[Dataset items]

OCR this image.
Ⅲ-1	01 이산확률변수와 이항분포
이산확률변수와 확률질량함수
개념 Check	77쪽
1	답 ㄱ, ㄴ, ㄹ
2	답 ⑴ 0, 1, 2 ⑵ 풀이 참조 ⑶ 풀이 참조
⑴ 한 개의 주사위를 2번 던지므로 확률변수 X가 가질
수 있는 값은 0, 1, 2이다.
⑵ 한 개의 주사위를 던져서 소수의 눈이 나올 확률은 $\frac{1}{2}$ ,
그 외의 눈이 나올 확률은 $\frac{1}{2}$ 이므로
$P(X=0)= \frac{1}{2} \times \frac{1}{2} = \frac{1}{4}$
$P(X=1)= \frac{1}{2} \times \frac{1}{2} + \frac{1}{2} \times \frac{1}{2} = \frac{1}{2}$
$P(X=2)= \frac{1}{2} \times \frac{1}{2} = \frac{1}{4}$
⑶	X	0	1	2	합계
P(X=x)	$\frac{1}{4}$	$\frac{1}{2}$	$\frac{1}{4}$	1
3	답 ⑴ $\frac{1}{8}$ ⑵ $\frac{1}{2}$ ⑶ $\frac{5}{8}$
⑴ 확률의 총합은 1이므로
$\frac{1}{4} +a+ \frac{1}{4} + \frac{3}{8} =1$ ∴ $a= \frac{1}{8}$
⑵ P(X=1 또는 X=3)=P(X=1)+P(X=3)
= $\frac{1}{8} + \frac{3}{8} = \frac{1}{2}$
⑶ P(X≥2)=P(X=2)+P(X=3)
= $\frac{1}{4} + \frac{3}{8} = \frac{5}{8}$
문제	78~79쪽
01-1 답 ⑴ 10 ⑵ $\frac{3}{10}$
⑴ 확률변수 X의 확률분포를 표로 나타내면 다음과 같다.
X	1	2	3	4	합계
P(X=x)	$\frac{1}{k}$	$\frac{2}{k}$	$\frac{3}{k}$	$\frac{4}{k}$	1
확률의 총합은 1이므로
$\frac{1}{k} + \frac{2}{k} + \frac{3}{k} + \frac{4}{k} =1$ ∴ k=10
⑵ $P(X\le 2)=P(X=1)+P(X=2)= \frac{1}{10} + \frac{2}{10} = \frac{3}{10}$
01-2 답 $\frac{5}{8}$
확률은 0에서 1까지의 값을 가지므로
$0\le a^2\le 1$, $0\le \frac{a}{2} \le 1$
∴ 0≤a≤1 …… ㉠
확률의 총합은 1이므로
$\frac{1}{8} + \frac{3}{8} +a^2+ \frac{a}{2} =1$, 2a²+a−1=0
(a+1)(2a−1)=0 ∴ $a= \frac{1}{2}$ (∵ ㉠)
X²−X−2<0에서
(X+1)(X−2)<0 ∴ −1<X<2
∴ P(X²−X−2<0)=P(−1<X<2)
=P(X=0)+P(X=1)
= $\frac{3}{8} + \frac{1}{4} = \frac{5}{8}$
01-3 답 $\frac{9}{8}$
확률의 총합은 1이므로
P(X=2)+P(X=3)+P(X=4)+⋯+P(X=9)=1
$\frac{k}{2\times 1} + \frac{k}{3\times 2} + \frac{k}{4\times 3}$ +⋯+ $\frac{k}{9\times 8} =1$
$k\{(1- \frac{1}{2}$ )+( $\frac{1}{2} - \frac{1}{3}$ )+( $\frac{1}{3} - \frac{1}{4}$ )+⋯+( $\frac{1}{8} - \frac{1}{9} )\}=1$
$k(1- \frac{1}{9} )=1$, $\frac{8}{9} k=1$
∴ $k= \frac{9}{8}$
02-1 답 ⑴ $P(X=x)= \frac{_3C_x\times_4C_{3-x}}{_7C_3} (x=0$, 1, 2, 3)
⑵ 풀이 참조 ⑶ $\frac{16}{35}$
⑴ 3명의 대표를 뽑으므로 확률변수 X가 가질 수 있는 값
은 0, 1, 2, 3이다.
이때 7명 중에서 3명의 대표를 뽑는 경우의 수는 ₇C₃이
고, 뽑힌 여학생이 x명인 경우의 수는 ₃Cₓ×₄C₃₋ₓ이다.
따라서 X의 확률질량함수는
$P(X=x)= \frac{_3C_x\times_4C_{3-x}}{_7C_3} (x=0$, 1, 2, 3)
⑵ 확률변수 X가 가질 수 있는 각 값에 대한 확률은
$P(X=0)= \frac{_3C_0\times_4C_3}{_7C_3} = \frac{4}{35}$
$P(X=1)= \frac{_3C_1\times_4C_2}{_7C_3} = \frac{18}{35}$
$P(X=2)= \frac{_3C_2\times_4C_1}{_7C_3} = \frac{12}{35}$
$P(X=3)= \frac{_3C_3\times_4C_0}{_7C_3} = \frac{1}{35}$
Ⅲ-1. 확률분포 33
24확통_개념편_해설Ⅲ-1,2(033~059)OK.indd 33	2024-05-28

» **Goal of the exercise**
Find all the lines containing "주사위를" in the material, then copy them.

» **Response to the exercise**
⑴ 한 개의 주사위를 2번 던지므로 확률변수 X가 가질
⑵ 한 개의 주사위를 던져서 소수의 눈이 나올 확률은 $\frac{1}{2}$ ,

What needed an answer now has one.